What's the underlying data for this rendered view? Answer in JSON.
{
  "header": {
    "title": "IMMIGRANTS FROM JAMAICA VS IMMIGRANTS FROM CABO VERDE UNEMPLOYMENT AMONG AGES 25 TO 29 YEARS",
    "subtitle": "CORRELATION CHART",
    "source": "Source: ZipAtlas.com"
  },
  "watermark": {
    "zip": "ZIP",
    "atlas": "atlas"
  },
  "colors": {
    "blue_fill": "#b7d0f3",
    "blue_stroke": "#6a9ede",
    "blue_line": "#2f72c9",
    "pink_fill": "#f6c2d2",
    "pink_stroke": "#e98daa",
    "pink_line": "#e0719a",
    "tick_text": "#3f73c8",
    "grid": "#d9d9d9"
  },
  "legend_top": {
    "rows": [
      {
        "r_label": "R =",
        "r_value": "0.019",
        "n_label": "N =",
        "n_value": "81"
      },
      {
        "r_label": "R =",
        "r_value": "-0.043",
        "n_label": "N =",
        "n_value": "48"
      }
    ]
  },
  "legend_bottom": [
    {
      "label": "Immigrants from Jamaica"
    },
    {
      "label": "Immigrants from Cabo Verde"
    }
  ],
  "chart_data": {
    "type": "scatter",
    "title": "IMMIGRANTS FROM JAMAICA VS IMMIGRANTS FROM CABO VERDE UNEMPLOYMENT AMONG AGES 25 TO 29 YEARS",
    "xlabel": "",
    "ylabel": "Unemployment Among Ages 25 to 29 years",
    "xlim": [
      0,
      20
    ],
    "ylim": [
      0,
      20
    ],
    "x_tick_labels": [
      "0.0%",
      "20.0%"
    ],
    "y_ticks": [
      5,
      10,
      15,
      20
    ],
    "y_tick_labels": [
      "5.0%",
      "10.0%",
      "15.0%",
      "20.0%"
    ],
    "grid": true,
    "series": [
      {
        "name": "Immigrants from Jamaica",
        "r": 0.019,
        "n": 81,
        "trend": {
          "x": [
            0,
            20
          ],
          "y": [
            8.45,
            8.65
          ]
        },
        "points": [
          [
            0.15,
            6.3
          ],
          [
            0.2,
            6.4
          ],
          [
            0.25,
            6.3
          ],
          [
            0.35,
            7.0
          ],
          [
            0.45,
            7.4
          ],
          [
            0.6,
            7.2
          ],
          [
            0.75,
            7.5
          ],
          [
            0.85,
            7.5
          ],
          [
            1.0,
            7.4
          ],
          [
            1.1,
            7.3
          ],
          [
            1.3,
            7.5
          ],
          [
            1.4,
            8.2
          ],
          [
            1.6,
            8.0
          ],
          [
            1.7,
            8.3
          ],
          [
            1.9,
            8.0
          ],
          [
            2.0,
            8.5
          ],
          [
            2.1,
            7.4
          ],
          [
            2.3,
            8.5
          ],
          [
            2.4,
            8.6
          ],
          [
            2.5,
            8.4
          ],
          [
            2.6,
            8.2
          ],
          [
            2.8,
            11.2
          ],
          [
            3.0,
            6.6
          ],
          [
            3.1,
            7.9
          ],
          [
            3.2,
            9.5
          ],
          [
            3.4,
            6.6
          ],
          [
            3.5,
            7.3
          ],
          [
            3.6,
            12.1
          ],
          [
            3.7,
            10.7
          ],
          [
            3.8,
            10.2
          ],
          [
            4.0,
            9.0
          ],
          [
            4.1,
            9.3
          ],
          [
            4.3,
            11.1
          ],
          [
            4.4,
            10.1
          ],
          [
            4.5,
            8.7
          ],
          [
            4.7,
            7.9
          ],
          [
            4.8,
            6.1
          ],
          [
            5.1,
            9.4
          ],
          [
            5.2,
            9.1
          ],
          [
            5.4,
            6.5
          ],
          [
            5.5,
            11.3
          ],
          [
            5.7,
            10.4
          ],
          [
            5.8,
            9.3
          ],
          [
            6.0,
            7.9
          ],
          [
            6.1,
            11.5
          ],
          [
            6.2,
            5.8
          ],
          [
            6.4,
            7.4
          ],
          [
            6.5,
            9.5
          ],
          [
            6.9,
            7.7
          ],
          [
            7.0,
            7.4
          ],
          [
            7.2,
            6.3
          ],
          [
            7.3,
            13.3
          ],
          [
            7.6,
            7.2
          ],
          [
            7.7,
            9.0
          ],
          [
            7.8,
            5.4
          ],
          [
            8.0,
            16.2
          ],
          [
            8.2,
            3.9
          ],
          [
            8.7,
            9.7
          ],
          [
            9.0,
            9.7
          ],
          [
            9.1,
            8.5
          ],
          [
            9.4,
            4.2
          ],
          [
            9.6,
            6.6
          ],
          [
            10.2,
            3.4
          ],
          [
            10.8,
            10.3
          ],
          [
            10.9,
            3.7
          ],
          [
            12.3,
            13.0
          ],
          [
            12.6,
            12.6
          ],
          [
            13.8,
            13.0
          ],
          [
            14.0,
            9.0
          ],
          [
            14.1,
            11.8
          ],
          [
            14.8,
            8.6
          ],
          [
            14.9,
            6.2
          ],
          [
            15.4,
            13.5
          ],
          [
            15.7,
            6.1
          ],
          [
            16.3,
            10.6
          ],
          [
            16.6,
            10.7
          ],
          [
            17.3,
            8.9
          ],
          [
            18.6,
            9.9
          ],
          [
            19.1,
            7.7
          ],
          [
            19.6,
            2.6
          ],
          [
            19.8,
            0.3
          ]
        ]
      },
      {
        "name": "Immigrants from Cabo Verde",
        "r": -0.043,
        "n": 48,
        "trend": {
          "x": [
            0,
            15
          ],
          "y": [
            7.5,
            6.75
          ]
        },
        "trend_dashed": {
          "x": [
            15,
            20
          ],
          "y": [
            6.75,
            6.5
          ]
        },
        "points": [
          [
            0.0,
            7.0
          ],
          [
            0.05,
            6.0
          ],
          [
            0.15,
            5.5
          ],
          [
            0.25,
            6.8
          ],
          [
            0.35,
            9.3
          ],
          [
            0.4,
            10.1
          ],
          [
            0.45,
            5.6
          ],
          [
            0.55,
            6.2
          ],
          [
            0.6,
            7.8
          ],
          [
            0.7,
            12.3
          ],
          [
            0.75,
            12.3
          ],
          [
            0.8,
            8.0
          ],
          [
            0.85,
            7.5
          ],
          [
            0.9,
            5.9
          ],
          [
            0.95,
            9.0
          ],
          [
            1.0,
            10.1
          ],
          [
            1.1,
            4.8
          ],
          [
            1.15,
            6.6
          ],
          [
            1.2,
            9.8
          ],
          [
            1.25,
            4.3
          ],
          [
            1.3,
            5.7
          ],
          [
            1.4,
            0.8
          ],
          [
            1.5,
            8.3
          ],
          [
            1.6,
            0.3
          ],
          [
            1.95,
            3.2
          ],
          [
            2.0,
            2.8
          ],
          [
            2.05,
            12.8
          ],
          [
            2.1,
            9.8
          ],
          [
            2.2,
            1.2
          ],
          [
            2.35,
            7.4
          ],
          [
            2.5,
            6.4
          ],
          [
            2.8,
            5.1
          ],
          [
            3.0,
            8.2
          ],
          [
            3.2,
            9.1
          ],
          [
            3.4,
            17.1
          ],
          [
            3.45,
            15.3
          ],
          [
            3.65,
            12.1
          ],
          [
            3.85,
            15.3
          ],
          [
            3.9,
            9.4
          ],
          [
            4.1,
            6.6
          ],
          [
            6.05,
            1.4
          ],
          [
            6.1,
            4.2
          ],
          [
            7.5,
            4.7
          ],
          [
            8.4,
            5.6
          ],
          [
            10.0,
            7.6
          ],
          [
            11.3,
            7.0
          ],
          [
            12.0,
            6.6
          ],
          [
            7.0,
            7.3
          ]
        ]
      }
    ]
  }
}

..............................

■ **OBJECTIVE**: Reproduce each line of the material above precisely.

■ **RESPONSE TO THE TASK**:
What's the underlying data for this rendered view? Answer in JSON.
{
  "header": {
    "title": "IMMIGRANTS FROM JAMAICA VS IMMIGRANTS FROM CABO VERDE UNEMPLOYMENT AMONG AGES 25 TO 29 YEARS",
    "subtitle": "CORRELATION CHART",
    "source": "Source: ZipAtlas.com"
  },
  "watermark": {
    "zip": "ZIP",
    "atlas": "atlas"
  },
  "colors": {
    "blue_fill": "#b7d0f3",
    "blue_stroke": "#6a9ede",
    "blue_line": "#2f72c9",
    "pink_fill": "#f6c2d2",
    "pink_stroke": "#e98daa",
    "pink_line": "#e0719a",
    "tick_text": "#3f73c8",
    "grid": "#d9d9d9"
  },
  "legend_top": {
    "rows": [
      {
        "r_label": "R =",
        "r_value": "0.019",
        "n_label": "N =",
        "n_value": "81"
      },
      {
        "r_label": "R =",
        "r_value": "-0.043",
        "n_label": "N =",
        "n_value": "48"
      }
    ]
  },
  "legend_bottom": [
    {
      "label": "Immigrants from Jamaica"
    },
    {
      "label": "Immigrants from Cabo Verde"
    }
  ],
  "chart_data": {
    "type": "scatter",
    "title": "IMMIGRANTS FROM JAMAICA VS IMMIGRANTS FROM CABO VERDE UNEMPLOYMENT AMONG AGES 25 TO 29 YEARS",
    "xlabel": "",
    "ylabel": "Unemployment Among Ages 25 to 29 years",
    "xlim": [
      0,
      20
    ],
    "ylim": [
      0,
      20
    ],
    "x_tick_labels": [
      "0.0%",
      "20.0%"
    ],
    "y_ticks": [
      5,
      10,
      15,
      20
    ],
    "y_tick_labels": [
      "5.0%",
      "10.0%",
      "15.0%",
      "20.0%"
    ],
    "grid": true,
    "series": [
      {
        "name": "Immigrants from Jamaica",
        "r": 0.019,
        "n": 81,
        "trend": {
          "x": [
            0,
            20
          ],
          "y": [
            8.45,
            8.65
          ]
        },
        "points": [
          [
            0.15,
            6.3
          ],
          [
            0.2,
            6.4
          ],
          [
            0.25,
            6.3
          ],
          [
            0.35,
            7.0
          ],
          [
            0.45,
            7.4
          ],
          [
            0.6,
            7.2
          ],
          [
            0.75,
            7.5
          ],
          [
            0.85,
            7.5
          ],
          [
            1.0,
            7.4
          ],
          [
            1.1,
            7.3
          ],
          [
            1.3,
            7.5
          ],
          [
            1.4,
            8.2
          ],
          [
            1.6,
            8.0
          ],
          [
            1.7,
            8.3
          ],
          [
            1.9,
            8.0
          ],
          [
            2.0,
            8.5
          ],
          [
            2.1,
            7.4
          ],
          [
            2.3,
            8.5
          ],
          [
            2.4,
            8.6
          ],
          [
            2.5,
            8.4
          ],
          [
            2.6,
            8.2
          ],
          [
            2.8,
            11.2
          ],
          [
            3.0,
            6.6
          ],
          [
            3.1,
            7.9
          ],
          [
            3.2,
            9.5
          ],
          [
            3.4,
            6.6
          ],
          [
            3.5,
            7.3
          ],
          [
            3.6,
            12.1
          ],
          [
            3.7,
            10.7
          ],
          [
            3.8,
            10.2
          ],
          [
            4.0,
            9.0
          ],
          [
            4.1,
            9.3
          ],
          [
            4.3,
            11.1
          ],
          [
            4.4,
            10.1
          ],
          [
            4.5,
            8.7
          ],
          [
            4.7,
            7.9
          ],
          [
            4.8,
            6.1
          ],
          [
            5.1,
            9.4
          ],
          [
            5.2,
            9.1
          ],
          [
            5.4,
            6.5
          ],
          [
            5.5,
            11.3
          ],
          [
            5.7,
            10.4
          ],
          [
            5.8,
            9.3
          ],
          [
            6.0,
            7.9
          ],
          [
            6.1,
            11.5
          ],
          [
            6.2,
            5.8
          ],
          [
            6.4,
            7.4
          ],
          [
            6.5,
            9.5
          ],
          [
            6.9,
            7.7
          ],
          [
            7.0,
            7.4
          ],
          [
            7.2,
            6.3
          ],
          [
            7.3,
            13.3
          ],
          [
            7.6,
            7.2
          ],
          [
            7.7,
            9.0
          ],
          [
            7.8,
            5.4
          ],
          [
            8.0,
            16.2
          ],
          [
            8.2,
            3.9
          ],
          [
            8.7,
            9.7
          ],
          [
            9.0,
            9.7
          ],
          [
            9.1,
            8.5
          ],
          [
            9.4,
            4.2
          ],
          [
            9.6,
            6.6
          ],
          [
            10.2,
            3.4
          ],
          [
            10.8,
            10.3
          ],
          [
            10.9,
            3.7
          ],
          [
            12.3,
            13.0
          ],
          [
            12.6,
            12.6
          ],
          [
            13.8,
            13.0
          ],
          [
            14.0,
            9.0
          ],
          [
            14.1,
            11.8
          ],
          [
            14.8,
            8.6
          ],
          [
            14.9,
            6.2
          ],
          [
            15.4,
            13.5
          ],
          [
            15.7,
            6.1
          ],
          [
            16.3,
            10.6
          ],
          [
            16.6,
            10.7
          ],
          [
            17.3,
            8.9
          ],
          [
            18.6,
            9.9
          ],
          [
            19.1,
            7.7
          ],
          [
            19.6,
            2.6
          ],
          [
            19.8,
            0.3
          ]
        ]
      },
      {
        "name": "Immigrants from Cabo Verde",
        "r": -0.043,
        "n": 48,
        "trend": {
          "x": [
            0,
            15
          ],
          "y": [
            7.5,
            6.75
          ]
        },
        "trend_dashed": {
          "x": [
            15,
            20
          ],
          "y": [
            6.75,
            6.5
          ]
        },
        "points": [
          [
            0.0,
            7.0
          ],
          [
            0.05,
            6.0
          ],
          [
            0.15,
            5.5
          ],
          [
            0.25,
            6.8
          ],
          [
            0.35,
            9.3
          ],
          [
            0.4,
            10.1
          ],
          [
            0.45,
            5.6
          ],
          [
            0.55,
            6.2
          ],
          [
            0.6,
            7.8
          ],
          [
            0.7,
            12.3
          ],
          [
            0.75,
            12.3
          ],
          [
            0.8,
            8.0
          ],
          [
            0.85,
            7.5
          ],
          [
            0.9,
            5.9
          ],
          [
            0.95,
            9.0
          ],
          [
            1.0,
            10.1
          ],
          [
            1.1,
            4.8
          ],
          [
            1.15,
            6.6
          ],
          [
            1.2,
            9.8
          ],
          [
            1.25,
            4.3
          ],
          [
            1.3,
            5.7
          ],
          [
            1.4,
            0.8
          ],
          [
            1.5,
            8.3
          ],
          [
            1.6,
            0.3
          ],
          [
            1.95,
            3.2
          ],
          [
            2.0,
            2.8
          ],
          [
            2.05,
            12.8
          ],
          [
            2.1,
            9.8
          ],
          [
            2.2,
            1.2
          ],
          [
            2.35,
            7.4
          ],
          [
            2.5,
            6.4
          ],
          [
            2.8,
            5.1
          ],
          [
            3.0,
            8.2
          ],
          [
            3.2,
            9.1
          ],
          [
            3.4,
            17.1
          ],
          [
            3.45,
            15.3
          ],
          [
            3.65,
            12.1
          ],
          [
            3.85,
            15.3
          ],
          [
            3.9,
            9.4
          ],
          [
            4.1,
            6.6
          ],
          [
            6.05,
            1.4
          ],
          [
            6.1,
            4.2
          ],
          [
            7.5,
            4.7
          ],
          [
            8.4,
            5.6
          ],
          [
            10.0,
            7.6
          ],
          [
            11.3,
            7.0
          ],
          [
            12.0,
            6.6
          ],
          [
            7.0,
            7.3
          ]
        ]
      }
    ]
  }
}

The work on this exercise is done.